In the material below, find how many lines contain the string "VideoPlus". Write only that number.

Begin

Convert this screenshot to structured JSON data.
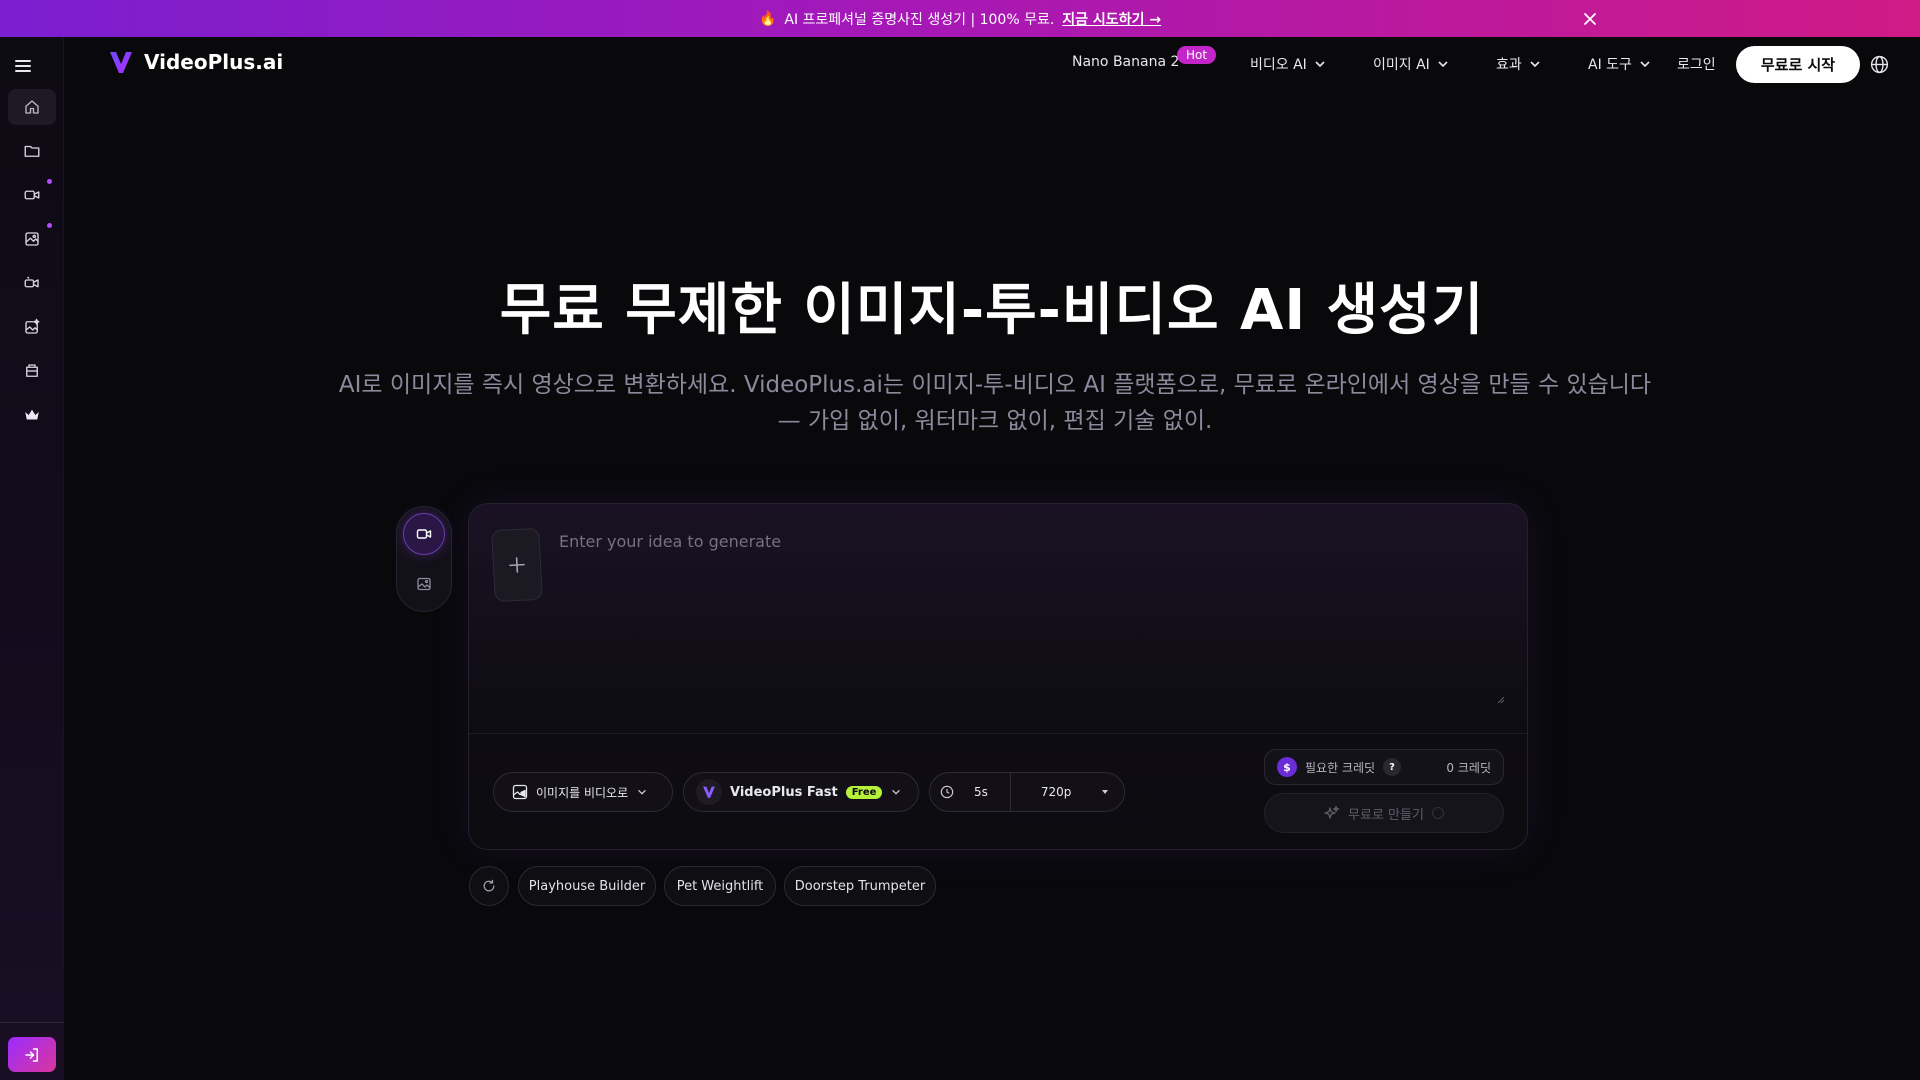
{
  "promo": {
    "emoji": "🔥",
    "text": "AI 프로페셔널 증명사진 생성기 | 100% 무료.",
    "cta": "지금 시도하기 →"
  },
  "header": {
    "logo_text": "VideoPlus.ai",
    "nav": {
      "nano": "Nano Banana 2",
      "hot": "Hot",
      "video_ai": "비디오 AI",
      "image_ai": "이미지 AI",
      "effects": "효과",
      "ai_tools": "AI 도구",
      "login": "로그인"
    },
    "start_button": "무료로 시작"
  },
  "hero": {
    "title": "무료 무제한 이미지-투-비디오 AI 생성기",
    "subtitle": "AI로 이미지를 즉시 영상으로 변환하세요. VideoPlus.ai는 이미지-투-비디오 AI 플랫폼으로, 무료로 온라인에서 영상을 만들 수 있습니다 — 가입 없이, 워터마크 없이, 편집 기술 없이."
  },
  "generator": {
    "placeholder": "Enter your idea to generate",
    "prompt_value": "",
    "mode_label": "이미지를 비디오로",
    "model_name": "VideoPlus Fast",
    "model_badge": "Free",
    "duration": "5s",
    "resolution": "720p",
    "credits_label": "필요한 크레딧",
    "help_mark": "?",
    "credits_value": "0 크레딧",
    "coin_symbol": "$",
    "create_label": "무료로 만들기"
  },
  "suggestions": [
    "Playhouse Builder",
    "Pet Weightlift",
    "Doorstep Trumpeter"
  ],
  "colors": {
    "accent_purple": "#9b2cff",
    "accent_pink": "#d9369a",
    "hot_badge": "#c226c9",
    "free_badge": "#b6f23a",
    "background": "#09090c"
  },
  "sidebar_icons": [
    "home-icon",
    "folder-icon",
    "video-ai-icon",
    "image-ai-icon",
    "video-effects-icon",
    "image-effects-icon",
    "ai-tools-icon",
    "crown-icon"
  ]
}
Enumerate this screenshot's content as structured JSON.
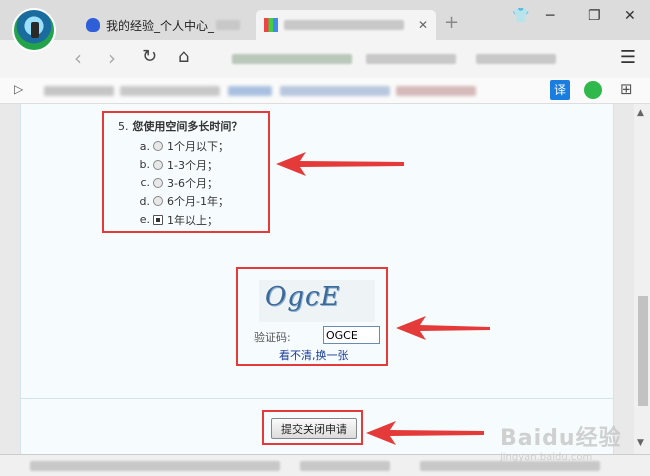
{
  "browser": {
    "tabs": [
      {
        "title": "我的经验_个人中心_"
      },
      {
        "title": ""
      }
    ],
    "translate_label": "译"
  },
  "survey": {
    "question_number": "5.",
    "question_text": "您使用空间多长时间？",
    "options": [
      {
        "letter": "a.",
        "label": "1个月以下；",
        "selected": false
      },
      {
        "letter": "b.",
        "label": "1-3个月；",
        "selected": false
      },
      {
        "letter": "c.",
        "label": "3-6个月；",
        "selected": false
      },
      {
        "letter": "d.",
        "label": "6个月-1年；",
        "selected": false
      },
      {
        "letter": "e.",
        "label": "1年以上；",
        "selected": true
      }
    ]
  },
  "captcha": {
    "image_text": "OgcE",
    "label": "验证码:",
    "value": "OGCE",
    "refresh_link": "看不清,换一张"
  },
  "submit_label": "提交关闭申请",
  "watermark": {
    "main": "Baidu经验",
    "sub": "jingyan.baidu.com"
  },
  "colors": {
    "highlight": "#e43a3a",
    "link": "#1a3c9c"
  }
}
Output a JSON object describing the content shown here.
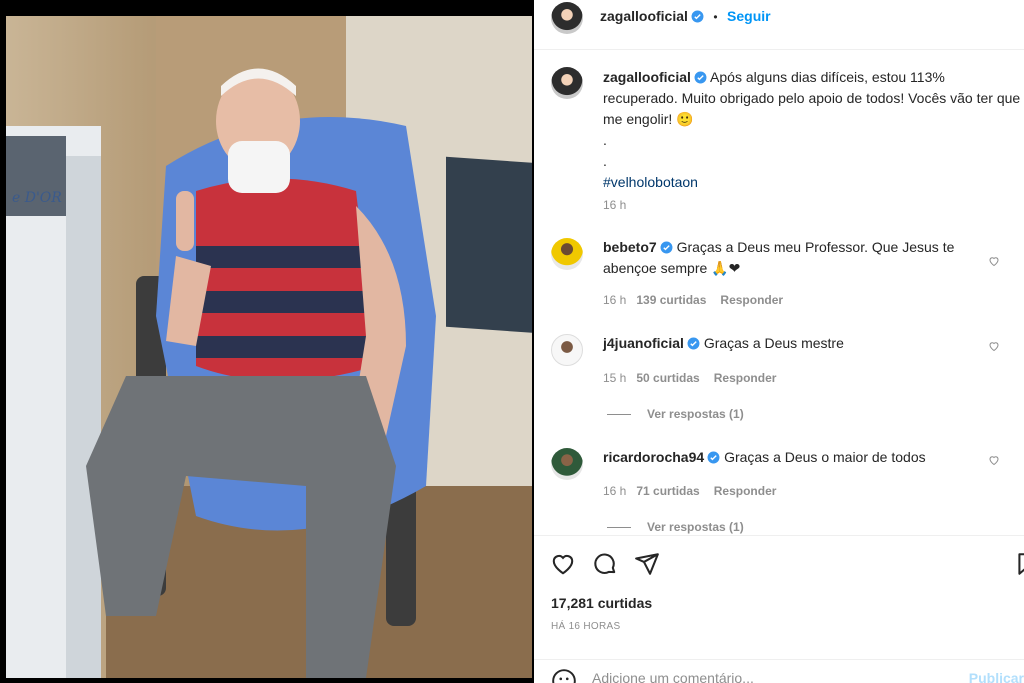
{
  "header": {
    "username": "zagallooficial",
    "separator": "•",
    "follow_label": "Seguir"
  },
  "caption": {
    "username": "zagallooficial",
    "text": "Após alguns dias difíceis, estou 113% recuperado. Muito obrigado pelo apoio de todos! Vocês vão ter que me engolir! 🙂",
    "dot1": ".",
    "dot2": ".",
    "hashtag": "#velholobotaon",
    "time": "16 h"
  },
  "comments": [
    {
      "username": "bebeto7",
      "text": "Graças a Deus meu Professor. Que Jesus te abençoe sempre 🙏❤",
      "time": "16 h",
      "likes": "139 curtidas",
      "reply": "Responder"
    },
    {
      "username": "j4juanoficial",
      "text": "Graças a Deus mestre",
      "time": "15 h",
      "likes": "50 curtidas",
      "reply": "Responder",
      "view_replies": "Ver respostas (1)"
    },
    {
      "username": "ricardorocha94",
      "text": "Graças a Deus o maior de todos",
      "time": "16 h",
      "likes": "71 curtidas",
      "reply": "Responder",
      "view_replies": "Ver respostas (1)"
    }
  ],
  "footer": {
    "likes": "17,281 curtidas",
    "posted": "HÁ 16 HORAS",
    "comment_placeholder": "Adicione um comentário...",
    "publish_label": "Publicar"
  },
  "icons": {
    "verified": "verified-badge-icon",
    "like": "heart-icon",
    "comment": "comment-bubble-icon",
    "share": "paper-plane-icon",
    "save": "bookmark-icon",
    "emoji": "smiley-icon"
  },
  "colors": {
    "accent": "#0095f6",
    "hashtag": "#00376b",
    "muted": "#8e8e8e"
  }
}
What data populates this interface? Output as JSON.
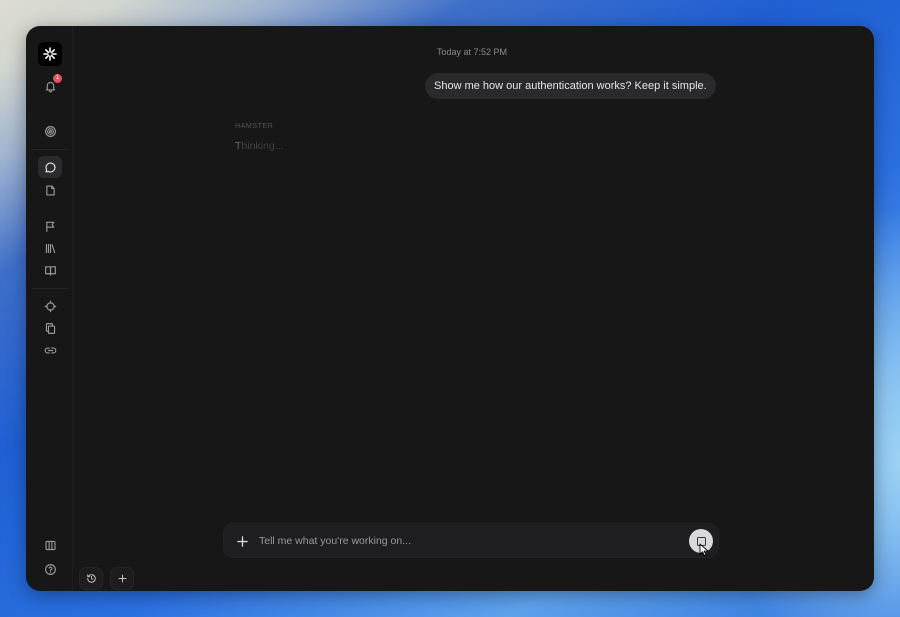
{
  "sidebar": {
    "notification_count": "1",
    "items": [
      {
        "icon": "target-icon"
      },
      {
        "icon": "chat-icon",
        "active": true
      },
      {
        "icon": "document-icon"
      },
      {
        "icon": "flag-icon"
      },
      {
        "icon": "library-icon"
      },
      {
        "icon": "book-icon"
      },
      {
        "icon": "crosshair-icon"
      },
      {
        "icon": "copy-icon"
      },
      {
        "icon": "link-icon"
      },
      {
        "icon": "panel-icon"
      },
      {
        "icon": "help-icon"
      }
    ]
  },
  "chat": {
    "timestamp": "Today at 7:52 PM",
    "user_message": "Show me how our authentication works? Keep it simple.",
    "agent_name": "HAMSTER",
    "agent_status": "Thinking..."
  },
  "composer": {
    "placeholder": "Tell me what you're working on..."
  },
  "colors": {
    "app_background": "#171718",
    "bubble": "#2a2a2c",
    "badge": "#e0555f"
  }
}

End

▶ [Answer in full] 3